(Dataset items)

>>>>

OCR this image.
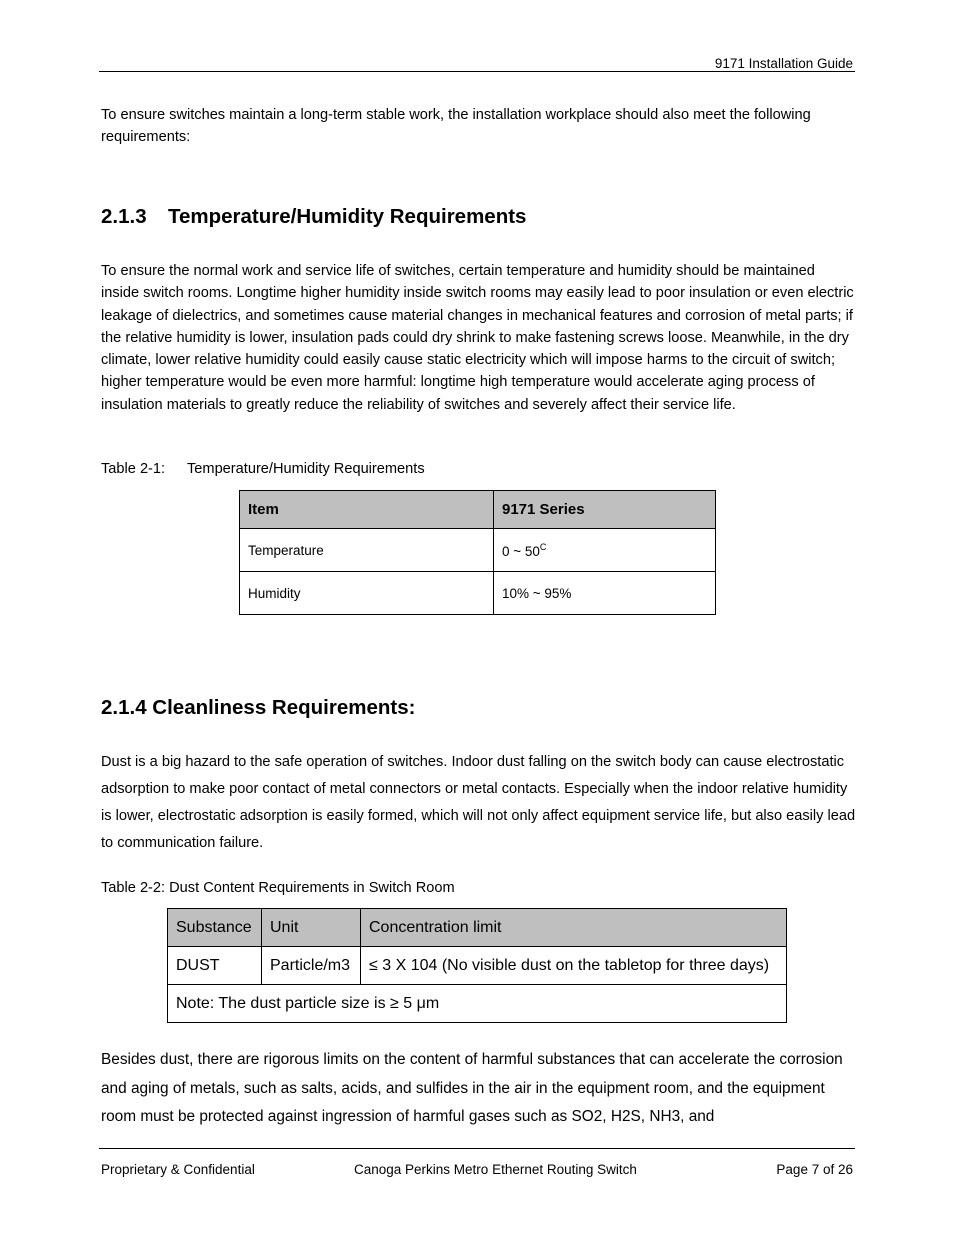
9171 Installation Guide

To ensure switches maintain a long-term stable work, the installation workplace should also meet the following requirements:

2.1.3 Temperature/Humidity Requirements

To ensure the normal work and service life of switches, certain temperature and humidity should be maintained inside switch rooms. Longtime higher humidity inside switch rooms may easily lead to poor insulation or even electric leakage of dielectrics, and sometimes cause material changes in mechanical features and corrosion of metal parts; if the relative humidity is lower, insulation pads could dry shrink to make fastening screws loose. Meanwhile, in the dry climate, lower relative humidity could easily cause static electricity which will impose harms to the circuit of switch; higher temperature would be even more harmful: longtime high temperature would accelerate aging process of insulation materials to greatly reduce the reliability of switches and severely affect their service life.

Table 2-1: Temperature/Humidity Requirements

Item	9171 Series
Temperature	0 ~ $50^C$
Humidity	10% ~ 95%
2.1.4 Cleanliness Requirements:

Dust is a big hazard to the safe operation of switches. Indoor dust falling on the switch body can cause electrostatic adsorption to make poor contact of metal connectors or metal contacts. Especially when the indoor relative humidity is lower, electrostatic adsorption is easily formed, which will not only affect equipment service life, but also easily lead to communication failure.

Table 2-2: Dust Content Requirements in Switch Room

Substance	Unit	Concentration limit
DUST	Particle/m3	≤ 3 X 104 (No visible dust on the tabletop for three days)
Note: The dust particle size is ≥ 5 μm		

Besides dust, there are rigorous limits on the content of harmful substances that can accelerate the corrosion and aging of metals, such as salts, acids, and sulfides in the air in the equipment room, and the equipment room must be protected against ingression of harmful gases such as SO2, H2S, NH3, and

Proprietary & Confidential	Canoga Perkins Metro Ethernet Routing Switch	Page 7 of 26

<<<<

# What to work on
Gather each line holding the string "equipment".

# Problem solution
Dust is a big hazard to the safe operation of switches. Indoor dust falling on the switch body can cause electrostatic adsorption to make poor contact of metal connectors or metal contacts. Especially when the indoor relative humidity is lower, electrostatic adsorption is easily formed, which will not only affect equipment service life, but also easily lead to communication failure.
Besides dust, there are rigorous limits on the content of harmful substances that can accelerate the corrosion and aging of metals, such as salts, acids, and sulfides in the air in the equipment room, and the equipment room must be protected against ingression of harmful gases such as SO2, H2S, NH3, and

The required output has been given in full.